• Compiti dell'esercizio
(a) Rispondi a queste domande sul testo sul Kosovo:
(i) Vicino a quale località si trovano le miniere di Trepca?
(ii) Quale tasso di disoccupazione riportano gli ultimi dati ufficiali?
(iii) In quale mese e anno l'UNMIK ha voluto gli Standards for Kosovo?
(b) Per favore, prosegui il testo sul Kosovo a partire dalla sua ultima frase.

• Testo fornito
»»

Ma nel Kosovo e Metohija sono anche altre le ricchezze che si vogliono depredare.
Trascurando gli affari personali di Madeleine Albright, Wesley Clark e William Walker con la telefonia mobile e i pneumatici, fanno gola soprattutto le miniere di Trepca vicino a Zvecan (ricche di zinco, argento, oro e cadmio), adocchiate da George Soros e contese da Francesi e Britannici.
La centrale termica di Obilic (non lontana da Pristina) che fornisce elettricità a tutto il Kosmet, il complesso produttivo della birra di Pec, il comparto alberghiero del Grand Hotel di Pristina e di Brezenovica, la Ferronickeli … rappresentano società pubbliche in via di privatizzazione, processo economico dal quale però il governo di Belgrado viene tenuto a debita distanza.
Gli ultimi dati ufficiali mostrano un tasso di disoccupazione altissimo (oltre il 43%), la libertà di movimento e di accesso al lavoro per le minoranze non è garantita, mentre viene negato qualsiasi diritto previdenziale maturato dai pochi Serbi rimasti in questa terra, magari dopo oltre vent’anni di vita sociale d’impresa.
Se gli Standards for Kosovo voluti dall’UNMIK nel dicembre 2003, secondo i quali il Kosovo deve essere una società multietnica, basata sulla democrazia, la tolleranza, la libertà di movimento ed un accesso alla giustizia uguale per tutti indipendentemente dalla propria confessione religiosa, sono le condizioni minime per la definizione del suo status finale, allora bisogna concludere che il Kosmet non è certo pronto per l’indipendenza.

««

• Record estratti
»»

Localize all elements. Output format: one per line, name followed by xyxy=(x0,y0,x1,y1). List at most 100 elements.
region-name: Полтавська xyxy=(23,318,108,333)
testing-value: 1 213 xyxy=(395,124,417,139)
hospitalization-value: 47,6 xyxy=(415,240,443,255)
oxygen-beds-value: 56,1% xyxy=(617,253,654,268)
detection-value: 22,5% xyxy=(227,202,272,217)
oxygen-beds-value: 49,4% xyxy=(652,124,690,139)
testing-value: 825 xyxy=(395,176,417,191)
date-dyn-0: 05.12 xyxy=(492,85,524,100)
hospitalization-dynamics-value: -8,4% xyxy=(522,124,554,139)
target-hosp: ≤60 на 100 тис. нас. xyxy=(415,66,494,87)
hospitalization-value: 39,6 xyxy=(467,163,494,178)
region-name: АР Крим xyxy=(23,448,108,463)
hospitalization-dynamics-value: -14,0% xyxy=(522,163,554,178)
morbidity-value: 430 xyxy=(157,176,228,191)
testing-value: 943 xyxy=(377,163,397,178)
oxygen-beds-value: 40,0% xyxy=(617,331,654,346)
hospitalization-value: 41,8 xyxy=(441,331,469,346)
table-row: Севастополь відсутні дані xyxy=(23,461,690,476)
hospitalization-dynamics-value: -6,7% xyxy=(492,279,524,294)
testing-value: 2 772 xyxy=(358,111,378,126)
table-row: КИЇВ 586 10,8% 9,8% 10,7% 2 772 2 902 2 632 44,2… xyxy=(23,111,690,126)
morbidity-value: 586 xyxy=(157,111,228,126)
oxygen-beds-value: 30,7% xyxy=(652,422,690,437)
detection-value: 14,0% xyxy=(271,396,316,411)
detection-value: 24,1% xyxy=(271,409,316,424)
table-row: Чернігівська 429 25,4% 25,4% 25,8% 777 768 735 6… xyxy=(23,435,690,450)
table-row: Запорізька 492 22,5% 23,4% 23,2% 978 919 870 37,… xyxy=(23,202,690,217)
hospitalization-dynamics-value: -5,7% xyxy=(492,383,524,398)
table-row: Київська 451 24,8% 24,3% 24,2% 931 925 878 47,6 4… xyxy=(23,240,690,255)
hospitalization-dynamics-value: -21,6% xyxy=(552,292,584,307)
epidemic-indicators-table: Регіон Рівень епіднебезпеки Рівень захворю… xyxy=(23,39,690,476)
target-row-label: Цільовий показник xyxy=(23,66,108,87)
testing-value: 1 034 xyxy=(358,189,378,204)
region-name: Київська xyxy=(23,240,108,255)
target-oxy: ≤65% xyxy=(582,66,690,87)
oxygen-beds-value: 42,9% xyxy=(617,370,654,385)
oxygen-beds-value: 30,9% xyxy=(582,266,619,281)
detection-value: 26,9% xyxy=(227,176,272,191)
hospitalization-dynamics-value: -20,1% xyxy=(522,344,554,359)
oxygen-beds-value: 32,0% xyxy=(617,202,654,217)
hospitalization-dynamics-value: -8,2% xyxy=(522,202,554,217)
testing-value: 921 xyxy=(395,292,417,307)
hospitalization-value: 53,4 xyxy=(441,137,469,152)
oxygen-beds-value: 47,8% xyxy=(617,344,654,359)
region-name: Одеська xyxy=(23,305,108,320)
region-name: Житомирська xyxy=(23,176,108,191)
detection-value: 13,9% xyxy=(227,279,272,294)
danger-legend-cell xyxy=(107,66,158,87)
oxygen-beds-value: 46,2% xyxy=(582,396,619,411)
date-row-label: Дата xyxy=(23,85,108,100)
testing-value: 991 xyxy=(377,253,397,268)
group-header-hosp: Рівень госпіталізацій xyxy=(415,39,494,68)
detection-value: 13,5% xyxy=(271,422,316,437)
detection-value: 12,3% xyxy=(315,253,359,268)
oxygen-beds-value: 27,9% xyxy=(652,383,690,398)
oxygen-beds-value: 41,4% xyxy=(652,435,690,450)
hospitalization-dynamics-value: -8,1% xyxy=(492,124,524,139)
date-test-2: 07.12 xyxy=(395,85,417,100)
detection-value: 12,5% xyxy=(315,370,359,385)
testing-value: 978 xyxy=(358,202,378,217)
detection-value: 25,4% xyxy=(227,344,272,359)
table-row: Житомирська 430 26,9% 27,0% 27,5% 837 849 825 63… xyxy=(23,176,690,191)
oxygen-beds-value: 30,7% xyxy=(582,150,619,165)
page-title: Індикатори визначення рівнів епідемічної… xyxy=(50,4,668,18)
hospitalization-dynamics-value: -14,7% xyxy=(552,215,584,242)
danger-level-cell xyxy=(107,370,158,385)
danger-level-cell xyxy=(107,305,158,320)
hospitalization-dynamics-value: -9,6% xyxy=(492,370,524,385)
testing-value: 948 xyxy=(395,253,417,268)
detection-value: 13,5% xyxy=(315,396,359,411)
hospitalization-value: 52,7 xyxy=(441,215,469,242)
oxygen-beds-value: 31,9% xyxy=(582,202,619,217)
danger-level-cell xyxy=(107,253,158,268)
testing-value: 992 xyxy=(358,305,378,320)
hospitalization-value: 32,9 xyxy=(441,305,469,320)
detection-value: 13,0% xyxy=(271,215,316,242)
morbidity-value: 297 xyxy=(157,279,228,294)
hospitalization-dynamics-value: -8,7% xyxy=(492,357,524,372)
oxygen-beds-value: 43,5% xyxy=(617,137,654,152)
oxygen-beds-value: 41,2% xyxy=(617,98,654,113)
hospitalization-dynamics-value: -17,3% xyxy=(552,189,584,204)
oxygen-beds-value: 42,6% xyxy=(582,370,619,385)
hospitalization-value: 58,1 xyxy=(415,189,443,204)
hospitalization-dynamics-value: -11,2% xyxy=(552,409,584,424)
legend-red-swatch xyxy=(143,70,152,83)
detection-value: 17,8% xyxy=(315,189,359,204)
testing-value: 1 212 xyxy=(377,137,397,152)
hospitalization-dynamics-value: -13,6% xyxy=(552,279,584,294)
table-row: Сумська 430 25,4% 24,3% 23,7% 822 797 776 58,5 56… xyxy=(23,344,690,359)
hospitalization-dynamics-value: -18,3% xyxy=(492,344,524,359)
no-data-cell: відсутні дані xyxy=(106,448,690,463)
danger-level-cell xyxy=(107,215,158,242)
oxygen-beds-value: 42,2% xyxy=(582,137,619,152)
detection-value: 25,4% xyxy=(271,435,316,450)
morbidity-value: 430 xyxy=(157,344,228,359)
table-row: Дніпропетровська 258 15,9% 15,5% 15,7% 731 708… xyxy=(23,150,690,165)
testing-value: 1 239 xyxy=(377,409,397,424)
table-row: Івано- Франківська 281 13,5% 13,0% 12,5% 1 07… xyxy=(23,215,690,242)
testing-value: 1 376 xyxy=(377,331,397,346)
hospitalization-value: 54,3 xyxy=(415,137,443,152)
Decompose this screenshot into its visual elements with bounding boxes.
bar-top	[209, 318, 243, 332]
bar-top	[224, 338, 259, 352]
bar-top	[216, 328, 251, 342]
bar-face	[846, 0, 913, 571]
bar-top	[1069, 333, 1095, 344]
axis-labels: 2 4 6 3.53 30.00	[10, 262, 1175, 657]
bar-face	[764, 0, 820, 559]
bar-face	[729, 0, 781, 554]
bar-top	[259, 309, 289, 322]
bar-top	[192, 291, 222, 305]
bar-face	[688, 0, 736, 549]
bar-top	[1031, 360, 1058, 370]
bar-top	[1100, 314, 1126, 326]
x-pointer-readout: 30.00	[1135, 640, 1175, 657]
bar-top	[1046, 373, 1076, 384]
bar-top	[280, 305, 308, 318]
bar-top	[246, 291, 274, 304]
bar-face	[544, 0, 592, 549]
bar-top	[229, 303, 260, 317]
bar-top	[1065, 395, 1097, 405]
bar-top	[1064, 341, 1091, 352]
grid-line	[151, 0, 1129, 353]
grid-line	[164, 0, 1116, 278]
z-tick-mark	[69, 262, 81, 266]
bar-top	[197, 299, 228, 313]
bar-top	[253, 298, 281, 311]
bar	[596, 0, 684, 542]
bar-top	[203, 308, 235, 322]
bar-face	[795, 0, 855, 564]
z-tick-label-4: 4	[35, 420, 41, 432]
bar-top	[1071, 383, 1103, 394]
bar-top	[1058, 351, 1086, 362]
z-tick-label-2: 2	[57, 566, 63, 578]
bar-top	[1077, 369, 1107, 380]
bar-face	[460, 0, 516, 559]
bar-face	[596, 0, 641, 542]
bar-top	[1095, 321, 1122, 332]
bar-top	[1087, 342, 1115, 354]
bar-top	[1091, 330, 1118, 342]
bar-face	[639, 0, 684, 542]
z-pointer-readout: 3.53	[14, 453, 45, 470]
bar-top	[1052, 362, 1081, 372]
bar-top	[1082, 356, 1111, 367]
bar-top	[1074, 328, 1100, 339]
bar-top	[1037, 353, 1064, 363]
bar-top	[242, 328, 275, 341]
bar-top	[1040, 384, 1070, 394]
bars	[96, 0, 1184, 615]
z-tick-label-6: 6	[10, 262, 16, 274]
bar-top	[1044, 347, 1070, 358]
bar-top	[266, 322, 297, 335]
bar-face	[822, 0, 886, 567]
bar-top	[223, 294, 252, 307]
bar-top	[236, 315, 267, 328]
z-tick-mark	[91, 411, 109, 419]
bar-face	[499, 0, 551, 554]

««

• Risposte ai compiti
(a)
(i) Vicino a Zvecan.
(ii) Oltre il 43%.
(iii) Nel dicembre 2003.

(b)
3.1 Kosovo e Metohija: indipendenza o integrazione eurasiatica?
Tutti gli indicatori politici ed economici - beneplacito della Comunità Internazionale, debolezza dell’attuale esecutivo di Belgrado, assoluta preponderanza numerica albanese – farebbero allora sentenziare che il Kosovo e Metohija si stia per avviare verso l’indipendenza dalla Serbia, alfine di consolidare l’attuale amministrazione congiunta tra la NATO e la mafia schipetara.
Sarebbe il naturale epilogo del progetto geopolitico candidamente ammesso dal generale britannico Michael Jackson, che già il 12 aprile 1999 aveva previsto: “Resteremo sicuramente a lungo anche per tutelare la sicurezza dei corridoi energetici che passeranno attraverso questo paese”.
Egli si riferiva al Corridoio n. 8, cioè all’asse est-ovest che dovrà convogliare con le pipelines le risorse energetiche dell’Asia centrale dai terminali del Mar Nero al Mar Adriatico, saldando l’Europa all’Asia.
Abbinato al taglio della navigazione sul Danubio che la NATO aveva ottenuto bombardando i ponti in Vojvodina, il Corridoio n. 8 sbarra la strada Vienna-Budapest-Belgrado-Salonicco e spezza lo stretto legame tra la Grecia e la Serbia ortodosse, aprendo un ponte terrestre alla Turchia in direzione dell’Italia.
La recente indipendenza del Montenegro, che permetterà alla flotta statunitense di ancorare nelle Bocche di Cattaro e nel porto di Bar, completa questo dispositivo in chiave antirussa.
Che il Cremlino abbia colto in pieno l’importanza della partita è testimoniato dalle dichiarazioni del presidente Vladimir Putin, riportate dall’agenzia “Beta” il 09/10/2006: “La Russia non concederà il suo appoggio alla totale indipendenza della regione, una posizione che continuerà a sostenere anche all’interno del Gruppo di Contatto e presso il Consiglio di Sicurezza dell’ONU, auspicando che se necessario le trattative tra le due parti continuino anche nel 2007”.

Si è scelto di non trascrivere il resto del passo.